Exercise prompt: Copy out all the lines where "rate" shows up.

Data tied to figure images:
--- BEGIN ---

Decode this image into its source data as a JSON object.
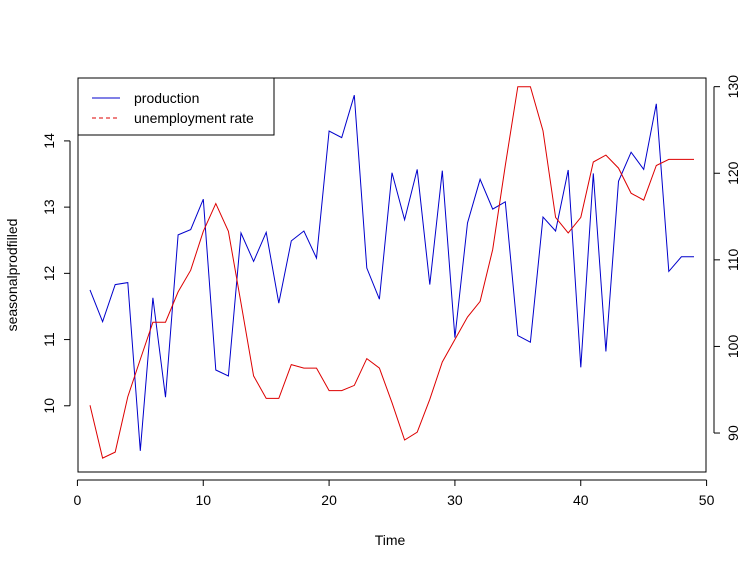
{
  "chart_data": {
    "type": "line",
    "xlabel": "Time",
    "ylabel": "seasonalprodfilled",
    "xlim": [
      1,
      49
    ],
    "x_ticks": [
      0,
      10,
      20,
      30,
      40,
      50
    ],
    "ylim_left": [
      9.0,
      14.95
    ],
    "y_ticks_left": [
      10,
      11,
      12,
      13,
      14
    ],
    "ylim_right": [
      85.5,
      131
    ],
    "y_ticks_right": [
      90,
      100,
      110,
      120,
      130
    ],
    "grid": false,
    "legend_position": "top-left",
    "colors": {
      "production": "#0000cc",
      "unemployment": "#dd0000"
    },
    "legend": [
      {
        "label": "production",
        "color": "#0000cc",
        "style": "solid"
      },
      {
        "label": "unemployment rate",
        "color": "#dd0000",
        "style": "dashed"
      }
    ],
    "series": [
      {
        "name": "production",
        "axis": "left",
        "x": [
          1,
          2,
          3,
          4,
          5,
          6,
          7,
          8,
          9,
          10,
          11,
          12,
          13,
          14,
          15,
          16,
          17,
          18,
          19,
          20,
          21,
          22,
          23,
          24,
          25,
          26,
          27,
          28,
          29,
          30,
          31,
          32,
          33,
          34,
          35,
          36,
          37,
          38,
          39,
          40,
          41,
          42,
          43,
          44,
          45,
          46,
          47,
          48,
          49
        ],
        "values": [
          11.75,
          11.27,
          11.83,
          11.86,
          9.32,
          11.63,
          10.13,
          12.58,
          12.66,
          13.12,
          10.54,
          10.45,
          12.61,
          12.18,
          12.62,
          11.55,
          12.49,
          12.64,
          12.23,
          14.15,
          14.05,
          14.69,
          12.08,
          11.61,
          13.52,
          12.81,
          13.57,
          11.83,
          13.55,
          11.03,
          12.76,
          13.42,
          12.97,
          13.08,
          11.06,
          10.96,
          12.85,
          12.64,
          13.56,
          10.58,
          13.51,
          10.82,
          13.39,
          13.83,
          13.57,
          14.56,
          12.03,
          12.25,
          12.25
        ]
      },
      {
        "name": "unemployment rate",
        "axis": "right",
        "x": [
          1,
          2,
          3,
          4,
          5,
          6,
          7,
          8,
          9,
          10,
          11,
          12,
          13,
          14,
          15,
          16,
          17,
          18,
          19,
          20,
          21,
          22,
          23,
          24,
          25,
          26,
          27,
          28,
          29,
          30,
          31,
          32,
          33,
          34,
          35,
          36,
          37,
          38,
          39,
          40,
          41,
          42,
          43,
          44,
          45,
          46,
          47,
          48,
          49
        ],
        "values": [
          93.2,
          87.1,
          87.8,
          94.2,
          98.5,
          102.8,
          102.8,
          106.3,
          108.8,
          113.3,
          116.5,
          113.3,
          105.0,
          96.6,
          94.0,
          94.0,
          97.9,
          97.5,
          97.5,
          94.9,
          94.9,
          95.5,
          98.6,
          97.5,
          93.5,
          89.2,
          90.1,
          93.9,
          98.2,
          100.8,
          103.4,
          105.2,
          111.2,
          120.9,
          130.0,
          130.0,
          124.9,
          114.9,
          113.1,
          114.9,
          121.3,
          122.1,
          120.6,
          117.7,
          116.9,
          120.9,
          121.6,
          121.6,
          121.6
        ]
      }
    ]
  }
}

--- END ---
--- BEGIN ---

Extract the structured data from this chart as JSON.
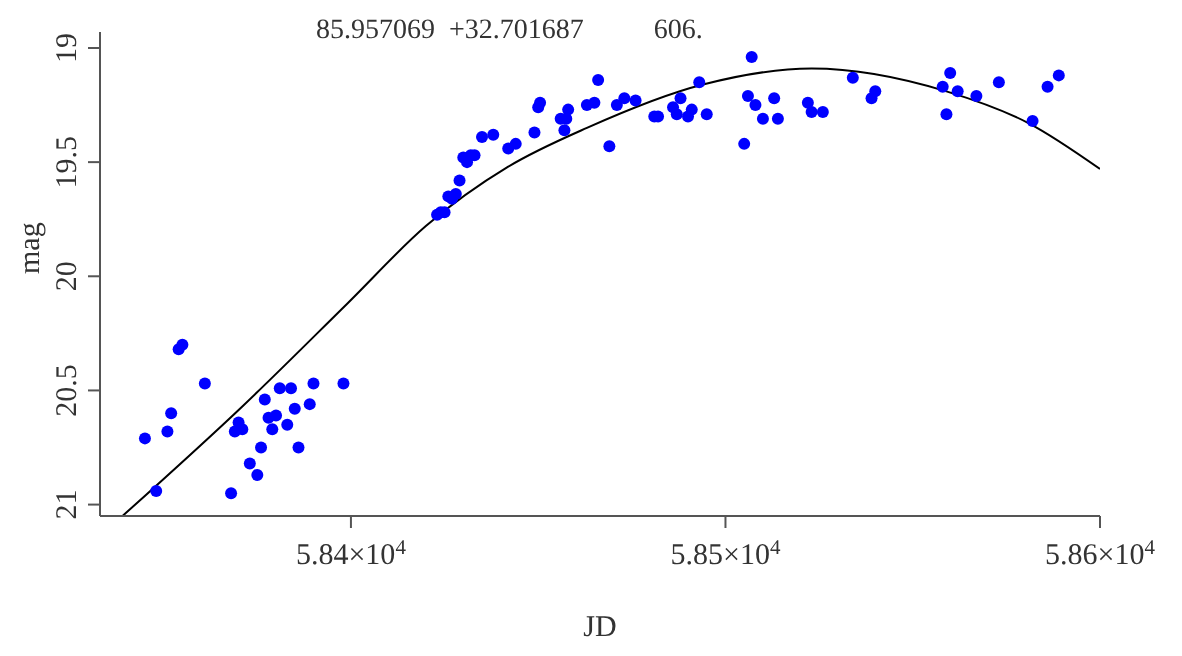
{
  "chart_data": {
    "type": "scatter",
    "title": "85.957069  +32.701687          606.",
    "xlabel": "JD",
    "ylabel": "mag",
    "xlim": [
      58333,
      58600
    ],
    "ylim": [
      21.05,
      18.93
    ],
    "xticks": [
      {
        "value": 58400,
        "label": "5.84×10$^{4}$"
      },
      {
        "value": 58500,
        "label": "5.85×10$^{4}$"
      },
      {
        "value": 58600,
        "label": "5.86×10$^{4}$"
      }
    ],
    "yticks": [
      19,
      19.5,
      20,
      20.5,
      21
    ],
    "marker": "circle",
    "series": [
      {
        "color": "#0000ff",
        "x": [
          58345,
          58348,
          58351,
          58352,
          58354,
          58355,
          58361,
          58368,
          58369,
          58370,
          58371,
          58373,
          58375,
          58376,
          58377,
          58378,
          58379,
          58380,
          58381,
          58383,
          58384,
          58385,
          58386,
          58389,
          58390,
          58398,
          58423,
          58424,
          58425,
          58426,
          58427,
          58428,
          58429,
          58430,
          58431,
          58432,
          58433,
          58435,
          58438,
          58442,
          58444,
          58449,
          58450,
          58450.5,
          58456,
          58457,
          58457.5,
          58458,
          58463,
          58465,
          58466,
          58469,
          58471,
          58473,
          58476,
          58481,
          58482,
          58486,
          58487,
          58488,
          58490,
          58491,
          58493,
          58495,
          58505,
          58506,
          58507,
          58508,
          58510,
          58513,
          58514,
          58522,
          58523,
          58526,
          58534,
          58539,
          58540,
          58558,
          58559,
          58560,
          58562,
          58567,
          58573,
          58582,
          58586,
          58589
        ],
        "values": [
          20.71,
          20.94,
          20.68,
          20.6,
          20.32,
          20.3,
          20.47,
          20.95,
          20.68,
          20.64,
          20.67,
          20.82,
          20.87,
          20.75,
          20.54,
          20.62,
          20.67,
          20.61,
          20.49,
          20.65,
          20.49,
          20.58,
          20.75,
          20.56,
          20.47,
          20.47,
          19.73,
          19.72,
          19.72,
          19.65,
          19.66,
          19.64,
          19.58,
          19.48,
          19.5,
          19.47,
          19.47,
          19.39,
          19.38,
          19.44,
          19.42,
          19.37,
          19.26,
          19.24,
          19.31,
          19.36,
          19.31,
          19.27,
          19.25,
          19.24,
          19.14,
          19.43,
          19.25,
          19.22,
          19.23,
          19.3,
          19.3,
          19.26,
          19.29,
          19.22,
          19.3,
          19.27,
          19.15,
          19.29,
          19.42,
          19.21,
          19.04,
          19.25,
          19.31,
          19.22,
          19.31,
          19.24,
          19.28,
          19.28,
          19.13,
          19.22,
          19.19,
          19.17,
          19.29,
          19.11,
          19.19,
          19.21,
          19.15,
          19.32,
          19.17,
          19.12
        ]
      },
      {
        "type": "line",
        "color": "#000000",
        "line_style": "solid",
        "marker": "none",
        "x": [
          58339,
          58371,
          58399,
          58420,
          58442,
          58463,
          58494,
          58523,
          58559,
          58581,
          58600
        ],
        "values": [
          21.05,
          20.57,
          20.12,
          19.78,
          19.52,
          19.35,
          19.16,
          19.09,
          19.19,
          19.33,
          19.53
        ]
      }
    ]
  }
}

--- END ---

Correct answer:
        "label": "unemployment rate",
        "name": "unemployment rate",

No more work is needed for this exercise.